### AVAILABLE RECORDS

################

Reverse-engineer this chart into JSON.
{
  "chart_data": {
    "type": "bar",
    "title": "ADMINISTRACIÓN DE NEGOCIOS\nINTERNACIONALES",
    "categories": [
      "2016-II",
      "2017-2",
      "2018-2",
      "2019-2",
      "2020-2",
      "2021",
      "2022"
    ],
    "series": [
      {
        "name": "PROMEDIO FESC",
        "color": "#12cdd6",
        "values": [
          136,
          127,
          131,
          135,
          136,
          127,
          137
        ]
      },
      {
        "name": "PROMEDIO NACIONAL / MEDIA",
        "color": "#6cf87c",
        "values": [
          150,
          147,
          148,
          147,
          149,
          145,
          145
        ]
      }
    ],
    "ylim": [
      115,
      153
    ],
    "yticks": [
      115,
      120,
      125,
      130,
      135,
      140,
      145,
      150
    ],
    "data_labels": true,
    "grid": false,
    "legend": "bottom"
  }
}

################

### WHAT YOU NEED TO DO
Quote the data in full, keeping each word unchanged.

### RESPONSE TO THIS EXERCISE
Reverse-engineer this chart into JSON.
{
  "chart_data": {
    "type": "bar",
    "title": "ADMINISTRACIÓN DE NEGOCIOS\nINTERNACIONALES",
    "categories": [
      "2016-II",
      "2017-2",
      "2018-2",
      "2019-2",
      "2020-2",
      "2021",
      "2022"
    ],
    "series": [
      {
        "name": "PROMEDIO FESC",
        "color": "#12cdd6",
        "values": [
          136,
          127,
          131,
          135,
          136,
          127,
          137
        ]
      },
      {
        "name": "PROMEDIO NACIONAL / MEDIA",
        "color": "#6cf87c",
        "values": [
          150,
          147,
          148,
          147,
          149,
          145,
          145
        ]
      }
    ],
    "ylim": [
      115,
      153
    ],
    "yticks": [
      115,
      120,
      125,
      130,
      135,
      140,
      145,
      150
    ],
    "data_labels": true,
    "grid": false,
    "legend": "bottom"
  }
}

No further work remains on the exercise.